* **EXERCISE DATA**:
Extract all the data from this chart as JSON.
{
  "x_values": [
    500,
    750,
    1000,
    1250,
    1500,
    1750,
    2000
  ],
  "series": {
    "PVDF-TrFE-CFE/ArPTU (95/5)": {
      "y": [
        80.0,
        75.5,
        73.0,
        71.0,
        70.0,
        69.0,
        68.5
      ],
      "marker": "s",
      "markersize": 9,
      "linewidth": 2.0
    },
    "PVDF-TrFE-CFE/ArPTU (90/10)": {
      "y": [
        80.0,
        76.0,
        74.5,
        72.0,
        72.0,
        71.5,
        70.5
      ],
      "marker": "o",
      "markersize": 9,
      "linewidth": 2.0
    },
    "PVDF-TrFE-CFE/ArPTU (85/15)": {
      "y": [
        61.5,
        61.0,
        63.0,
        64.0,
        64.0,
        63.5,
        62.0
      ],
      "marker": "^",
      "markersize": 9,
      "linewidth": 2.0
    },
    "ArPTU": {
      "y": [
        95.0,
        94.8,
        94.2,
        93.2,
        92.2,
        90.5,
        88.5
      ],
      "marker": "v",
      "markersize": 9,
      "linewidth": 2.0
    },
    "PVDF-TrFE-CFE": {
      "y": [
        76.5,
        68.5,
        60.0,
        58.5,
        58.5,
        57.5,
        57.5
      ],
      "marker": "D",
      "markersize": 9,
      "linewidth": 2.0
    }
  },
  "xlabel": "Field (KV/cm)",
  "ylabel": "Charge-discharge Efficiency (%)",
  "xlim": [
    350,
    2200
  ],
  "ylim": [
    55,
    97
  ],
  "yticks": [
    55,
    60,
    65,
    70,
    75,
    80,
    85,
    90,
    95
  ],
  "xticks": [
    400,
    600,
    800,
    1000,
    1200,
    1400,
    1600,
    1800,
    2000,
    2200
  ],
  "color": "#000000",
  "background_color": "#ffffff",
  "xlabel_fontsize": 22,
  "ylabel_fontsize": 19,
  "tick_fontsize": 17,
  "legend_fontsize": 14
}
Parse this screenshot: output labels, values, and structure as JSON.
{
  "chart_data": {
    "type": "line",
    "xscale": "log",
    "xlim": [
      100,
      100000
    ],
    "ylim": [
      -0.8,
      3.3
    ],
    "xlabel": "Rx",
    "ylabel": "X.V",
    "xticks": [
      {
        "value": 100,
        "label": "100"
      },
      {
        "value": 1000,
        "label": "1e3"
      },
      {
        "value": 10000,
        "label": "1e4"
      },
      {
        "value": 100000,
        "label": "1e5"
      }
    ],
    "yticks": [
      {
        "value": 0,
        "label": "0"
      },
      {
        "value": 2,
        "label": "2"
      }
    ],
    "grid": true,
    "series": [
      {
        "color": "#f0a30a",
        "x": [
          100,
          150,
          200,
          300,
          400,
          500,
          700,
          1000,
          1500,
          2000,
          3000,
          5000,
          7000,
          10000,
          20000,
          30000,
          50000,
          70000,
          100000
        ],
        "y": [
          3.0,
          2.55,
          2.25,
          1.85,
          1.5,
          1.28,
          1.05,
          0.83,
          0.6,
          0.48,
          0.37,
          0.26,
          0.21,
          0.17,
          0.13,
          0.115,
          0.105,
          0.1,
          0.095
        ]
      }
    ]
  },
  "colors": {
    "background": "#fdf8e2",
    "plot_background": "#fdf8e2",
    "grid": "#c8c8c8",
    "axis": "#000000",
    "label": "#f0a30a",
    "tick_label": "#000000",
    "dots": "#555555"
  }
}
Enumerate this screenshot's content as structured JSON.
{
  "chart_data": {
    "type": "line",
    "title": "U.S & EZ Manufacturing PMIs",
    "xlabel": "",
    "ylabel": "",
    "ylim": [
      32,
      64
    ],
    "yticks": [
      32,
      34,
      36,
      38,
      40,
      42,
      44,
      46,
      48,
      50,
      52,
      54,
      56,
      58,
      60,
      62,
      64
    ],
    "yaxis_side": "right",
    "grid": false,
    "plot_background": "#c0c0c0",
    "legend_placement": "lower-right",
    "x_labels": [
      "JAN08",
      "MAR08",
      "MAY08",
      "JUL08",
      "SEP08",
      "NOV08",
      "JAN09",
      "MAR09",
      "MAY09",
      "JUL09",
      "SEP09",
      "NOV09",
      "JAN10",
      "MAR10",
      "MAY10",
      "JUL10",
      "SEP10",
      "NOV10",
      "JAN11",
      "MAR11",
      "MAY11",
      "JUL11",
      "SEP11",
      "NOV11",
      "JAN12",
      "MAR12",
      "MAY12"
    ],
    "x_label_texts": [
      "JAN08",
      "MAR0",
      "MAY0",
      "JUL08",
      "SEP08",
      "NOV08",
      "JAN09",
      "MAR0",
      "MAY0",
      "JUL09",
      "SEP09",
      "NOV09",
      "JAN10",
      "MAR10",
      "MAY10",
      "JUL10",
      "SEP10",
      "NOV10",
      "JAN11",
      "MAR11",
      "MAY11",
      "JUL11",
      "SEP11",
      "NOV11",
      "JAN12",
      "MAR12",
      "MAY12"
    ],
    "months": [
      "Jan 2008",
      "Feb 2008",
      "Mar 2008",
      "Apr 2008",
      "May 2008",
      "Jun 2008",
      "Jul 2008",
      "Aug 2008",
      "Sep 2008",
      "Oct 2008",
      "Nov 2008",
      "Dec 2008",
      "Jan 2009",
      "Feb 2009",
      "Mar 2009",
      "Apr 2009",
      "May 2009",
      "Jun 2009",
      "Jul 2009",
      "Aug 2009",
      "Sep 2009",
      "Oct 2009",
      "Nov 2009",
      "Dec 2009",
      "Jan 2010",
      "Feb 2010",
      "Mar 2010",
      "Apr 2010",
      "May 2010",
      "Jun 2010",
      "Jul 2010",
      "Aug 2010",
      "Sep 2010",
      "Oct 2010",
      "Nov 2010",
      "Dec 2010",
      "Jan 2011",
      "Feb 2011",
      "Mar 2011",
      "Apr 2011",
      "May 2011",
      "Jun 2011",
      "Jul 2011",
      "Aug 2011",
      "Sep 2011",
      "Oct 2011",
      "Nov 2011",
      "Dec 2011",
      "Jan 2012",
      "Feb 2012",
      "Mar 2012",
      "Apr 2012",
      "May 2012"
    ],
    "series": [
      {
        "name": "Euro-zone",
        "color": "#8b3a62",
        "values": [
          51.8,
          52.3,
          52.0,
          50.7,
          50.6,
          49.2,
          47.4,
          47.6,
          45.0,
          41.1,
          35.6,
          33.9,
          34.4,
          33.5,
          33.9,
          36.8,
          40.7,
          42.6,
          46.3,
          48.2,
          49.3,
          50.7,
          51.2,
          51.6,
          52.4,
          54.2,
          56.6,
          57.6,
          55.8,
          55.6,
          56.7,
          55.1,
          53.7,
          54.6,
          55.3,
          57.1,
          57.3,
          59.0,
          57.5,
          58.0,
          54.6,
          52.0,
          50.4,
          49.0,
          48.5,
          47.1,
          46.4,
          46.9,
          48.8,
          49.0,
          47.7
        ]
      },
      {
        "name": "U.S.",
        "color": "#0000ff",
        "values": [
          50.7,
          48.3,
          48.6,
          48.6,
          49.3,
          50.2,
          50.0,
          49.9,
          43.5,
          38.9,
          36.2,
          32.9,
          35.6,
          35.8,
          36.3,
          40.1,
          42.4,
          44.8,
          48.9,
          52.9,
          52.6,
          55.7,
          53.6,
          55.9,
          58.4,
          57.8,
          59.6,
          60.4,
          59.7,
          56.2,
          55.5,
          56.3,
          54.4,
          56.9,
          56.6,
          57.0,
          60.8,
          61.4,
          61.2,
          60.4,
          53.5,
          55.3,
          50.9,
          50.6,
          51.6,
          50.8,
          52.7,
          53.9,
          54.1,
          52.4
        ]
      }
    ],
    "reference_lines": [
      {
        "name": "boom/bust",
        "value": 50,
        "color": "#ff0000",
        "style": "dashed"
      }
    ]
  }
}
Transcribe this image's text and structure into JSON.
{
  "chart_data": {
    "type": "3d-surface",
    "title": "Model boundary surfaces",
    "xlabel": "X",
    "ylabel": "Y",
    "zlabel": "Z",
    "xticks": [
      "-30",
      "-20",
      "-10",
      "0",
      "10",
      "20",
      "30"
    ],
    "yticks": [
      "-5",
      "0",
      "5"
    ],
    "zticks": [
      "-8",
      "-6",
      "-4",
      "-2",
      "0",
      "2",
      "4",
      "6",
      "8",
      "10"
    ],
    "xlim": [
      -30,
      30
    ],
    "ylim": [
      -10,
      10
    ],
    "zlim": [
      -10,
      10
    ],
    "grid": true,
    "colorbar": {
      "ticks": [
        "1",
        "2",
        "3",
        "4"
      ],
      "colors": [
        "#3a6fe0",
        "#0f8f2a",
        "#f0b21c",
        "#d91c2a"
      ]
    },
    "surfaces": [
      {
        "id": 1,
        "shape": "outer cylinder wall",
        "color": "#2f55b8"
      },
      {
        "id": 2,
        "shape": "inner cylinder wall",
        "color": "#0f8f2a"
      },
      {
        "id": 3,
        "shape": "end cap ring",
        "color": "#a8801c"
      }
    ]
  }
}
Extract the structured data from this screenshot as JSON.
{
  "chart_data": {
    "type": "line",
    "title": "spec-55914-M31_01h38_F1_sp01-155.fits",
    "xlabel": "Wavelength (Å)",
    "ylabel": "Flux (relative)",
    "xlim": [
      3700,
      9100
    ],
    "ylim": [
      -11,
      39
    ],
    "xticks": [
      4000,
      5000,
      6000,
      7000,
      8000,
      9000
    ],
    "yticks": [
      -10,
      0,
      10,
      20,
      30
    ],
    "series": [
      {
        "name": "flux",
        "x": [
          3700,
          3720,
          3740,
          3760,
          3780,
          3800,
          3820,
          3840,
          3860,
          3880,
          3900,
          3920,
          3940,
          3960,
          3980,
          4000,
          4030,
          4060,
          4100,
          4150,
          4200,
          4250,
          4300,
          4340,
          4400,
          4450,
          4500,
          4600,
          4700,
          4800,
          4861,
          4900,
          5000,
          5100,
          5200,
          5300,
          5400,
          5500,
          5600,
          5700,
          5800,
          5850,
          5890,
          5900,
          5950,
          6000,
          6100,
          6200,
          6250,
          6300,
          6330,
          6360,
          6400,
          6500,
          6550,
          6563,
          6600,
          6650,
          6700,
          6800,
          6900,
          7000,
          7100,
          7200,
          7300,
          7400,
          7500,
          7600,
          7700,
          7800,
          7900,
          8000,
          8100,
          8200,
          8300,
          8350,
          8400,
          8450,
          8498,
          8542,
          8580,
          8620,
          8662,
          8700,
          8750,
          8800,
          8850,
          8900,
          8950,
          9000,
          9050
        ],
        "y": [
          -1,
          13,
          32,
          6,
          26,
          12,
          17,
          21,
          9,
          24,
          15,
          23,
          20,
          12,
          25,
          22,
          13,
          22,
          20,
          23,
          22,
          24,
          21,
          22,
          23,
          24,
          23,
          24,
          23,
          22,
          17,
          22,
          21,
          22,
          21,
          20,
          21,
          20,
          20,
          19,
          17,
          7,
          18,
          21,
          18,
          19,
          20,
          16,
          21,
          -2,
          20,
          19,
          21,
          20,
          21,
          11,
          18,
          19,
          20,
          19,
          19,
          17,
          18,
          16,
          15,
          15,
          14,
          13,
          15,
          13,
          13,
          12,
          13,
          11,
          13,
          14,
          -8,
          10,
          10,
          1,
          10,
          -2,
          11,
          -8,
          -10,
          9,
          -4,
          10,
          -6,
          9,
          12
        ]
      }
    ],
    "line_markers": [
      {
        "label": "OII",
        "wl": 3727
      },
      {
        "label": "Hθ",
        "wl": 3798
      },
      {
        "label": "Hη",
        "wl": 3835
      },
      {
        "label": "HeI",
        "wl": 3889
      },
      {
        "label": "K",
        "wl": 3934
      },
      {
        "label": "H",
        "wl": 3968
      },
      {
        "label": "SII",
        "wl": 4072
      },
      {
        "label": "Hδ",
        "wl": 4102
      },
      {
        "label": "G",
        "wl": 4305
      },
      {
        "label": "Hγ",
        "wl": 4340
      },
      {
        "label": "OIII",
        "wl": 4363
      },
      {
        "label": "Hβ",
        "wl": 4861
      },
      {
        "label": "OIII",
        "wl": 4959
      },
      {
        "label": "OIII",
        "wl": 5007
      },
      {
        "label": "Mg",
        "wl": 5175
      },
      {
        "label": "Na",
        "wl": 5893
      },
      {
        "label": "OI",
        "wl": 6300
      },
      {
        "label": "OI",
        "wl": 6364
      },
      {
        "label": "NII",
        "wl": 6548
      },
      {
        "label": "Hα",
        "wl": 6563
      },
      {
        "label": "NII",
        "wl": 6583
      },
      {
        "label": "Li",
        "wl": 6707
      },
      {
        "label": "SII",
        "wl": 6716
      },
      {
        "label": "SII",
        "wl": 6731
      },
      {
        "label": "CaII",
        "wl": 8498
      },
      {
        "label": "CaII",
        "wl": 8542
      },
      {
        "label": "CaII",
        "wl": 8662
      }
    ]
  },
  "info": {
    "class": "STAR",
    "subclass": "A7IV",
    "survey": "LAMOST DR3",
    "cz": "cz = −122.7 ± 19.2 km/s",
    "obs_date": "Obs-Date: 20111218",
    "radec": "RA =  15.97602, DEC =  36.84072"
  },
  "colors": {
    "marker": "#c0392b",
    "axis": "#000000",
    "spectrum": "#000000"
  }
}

* **WHAT IS BEING ASKED**: Extract each line holding the string "wall".

* **SOLUTION TO THIS TASK**:
        "shape": "outer cylinder wall",
        "shape": "inner cylinder wall",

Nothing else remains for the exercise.